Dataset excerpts
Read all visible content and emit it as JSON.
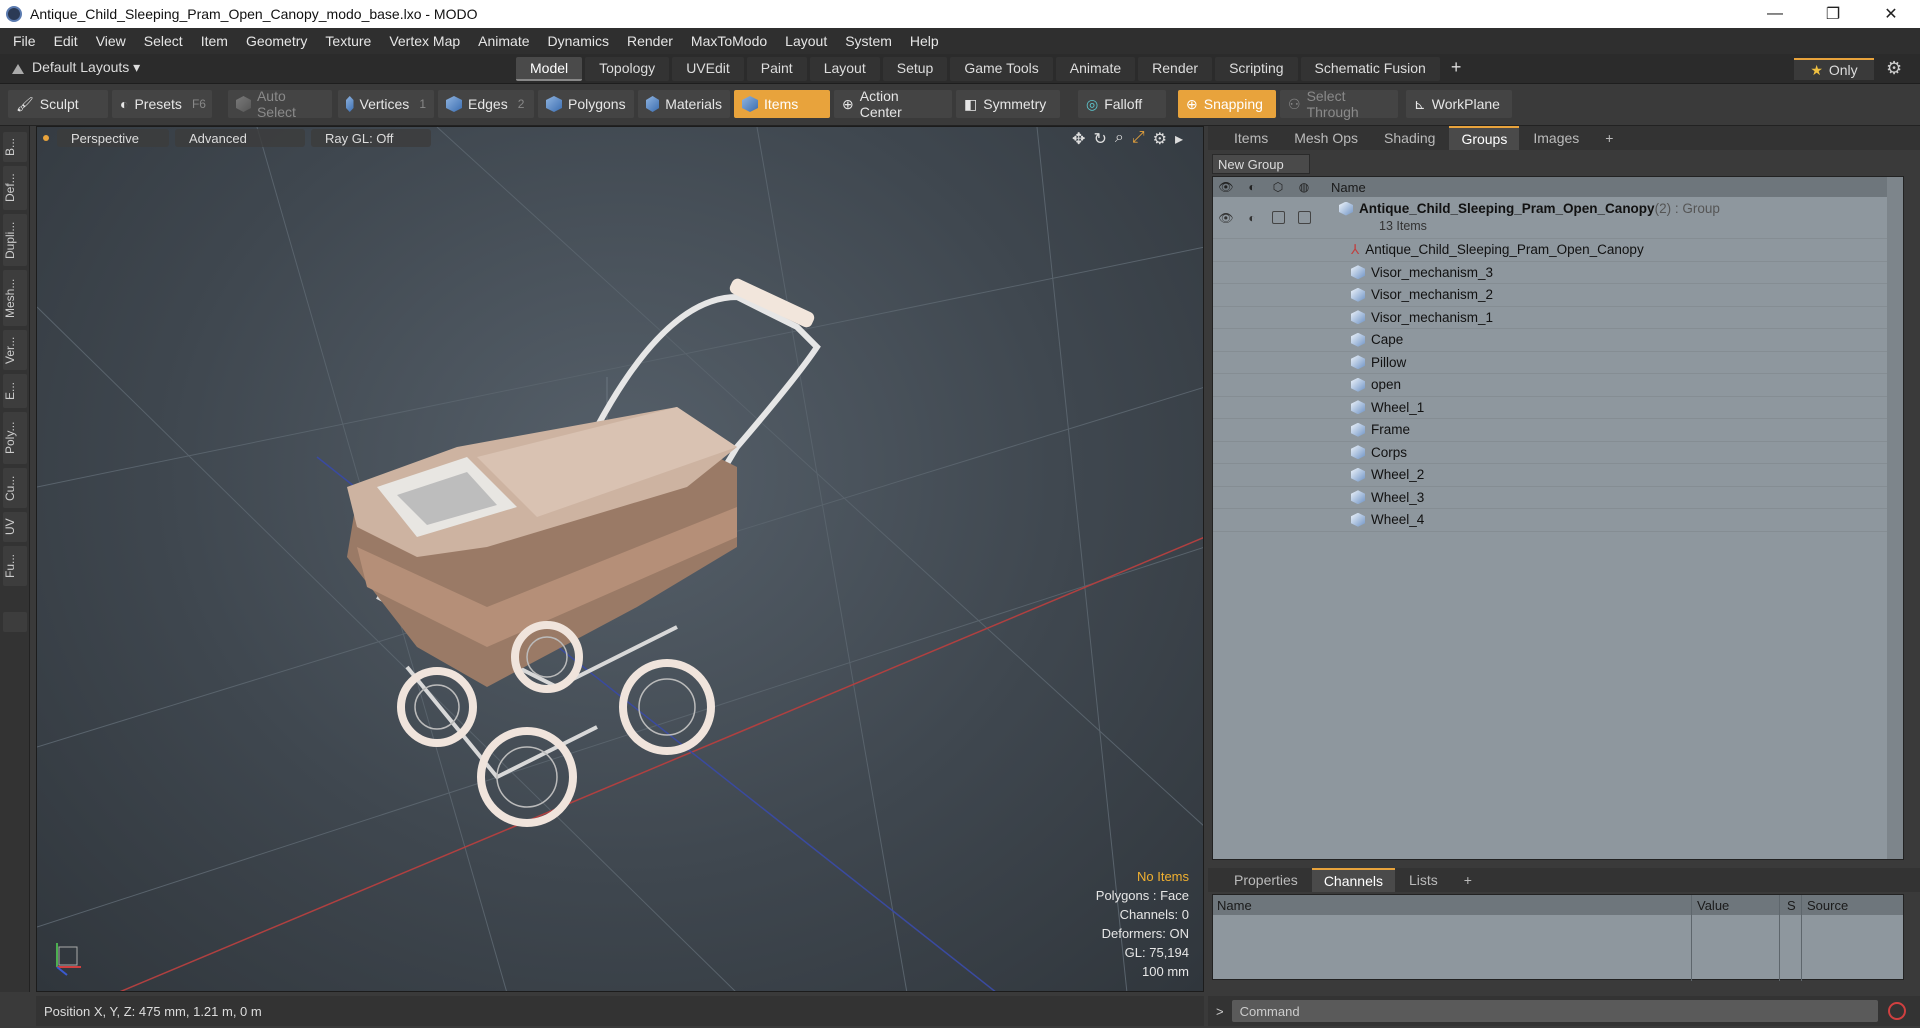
{
  "window": {
    "title": "Antique_Child_Sleeping_Pram_Open_Canopy_modo_base.lxo - MODO",
    "minimize": "—",
    "maximize": "❐",
    "close": "✕"
  },
  "menu": [
    "File",
    "Edit",
    "View",
    "Select",
    "Item",
    "Geometry",
    "Texture",
    "Vertex Map",
    "Animate",
    "Dynamics",
    "Render",
    "MaxToModo",
    "Layout",
    "System",
    "Help"
  ],
  "layouts": {
    "default_layouts": "Default Layouts ▾",
    "tabs": [
      "Model",
      "Topology",
      "UVEdit",
      "Paint",
      "Layout",
      "Setup",
      "Game Tools",
      "Animate",
      "Render",
      "Scripting",
      "Schematic Fusion"
    ],
    "active_tab": "Model",
    "plus": "+",
    "only": "Only"
  },
  "toolbar": {
    "sculpt": "Sculpt",
    "presets": "Presets",
    "presets_key": "F6",
    "auto_select": "Auto Select",
    "vertices": "Vertices",
    "vertices_num": "1",
    "edges": "Edges",
    "edges_num": "2",
    "polygons": "Polygons",
    "materials": "Materials",
    "items": "Items",
    "action_center": "Action Center",
    "symmetry": "Symmetry",
    "falloff": "Falloff",
    "snapping": "Snapping",
    "select_through": "Select Through",
    "workplane": "WorkPlane"
  },
  "left_strip": [
    "B...",
    "Def...",
    "Dupli...",
    "Mesh...",
    "Ver...",
    "E...",
    "Poly...",
    "Cu...",
    "UV",
    "Fu..."
  ],
  "viewport": {
    "perspective": "Perspective",
    "advanced": "Advanced",
    "raygl": "Ray GL: Off",
    "info": {
      "no_items": "No Items",
      "polygons": "Polygons : Face",
      "channels": "Channels: 0",
      "deformers": "Deformers: ON",
      "gl": "GL: 75,194",
      "scale": "100 mm"
    }
  },
  "position_bar": "Position X, Y, Z:   475 mm, 1.21 m, 0 m",
  "right_panel": {
    "tabs": [
      "Items",
      "Mesh Ops",
      "Shading",
      "Groups",
      "Images"
    ],
    "active_tab": "Groups",
    "plus": "+",
    "new_group": "New Group",
    "name_header": "Name",
    "group": {
      "name": "Antique_Child_Sleeping_Pram_Open_Canopy",
      "suffix": " (2) : Group",
      "count": "13 Items"
    },
    "items": [
      "Antique_Child_Sleeping_Pram_Open_Canopy",
      "Visor_mechanism_3",
      "Visor_mechanism_2",
      "Visor_mechanism_1",
      "Cape",
      "Pillow",
      "open",
      "Wheel_1",
      "Frame",
      "Corps",
      "Wheel_2",
      "Wheel_3",
      "Wheel_4"
    ]
  },
  "channels_panel": {
    "tabs": [
      "Properties",
      "Channels",
      "Lists"
    ],
    "active_tab": "Channels",
    "plus": "+",
    "columns": [
      "Name",
      "Value",
      "S",
      "Source"
    ]
  },
  "command": {
    "placeholder": "Command"
  },
  "colors": {
    "accent": "#e8a33c",
    "panel": "#3a3a3a",
    "tree_bg": "#8e979e"
  }
}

> Request: Report only the number of lines that hold the string "Polygons" in this listing.

> Answer in full: 2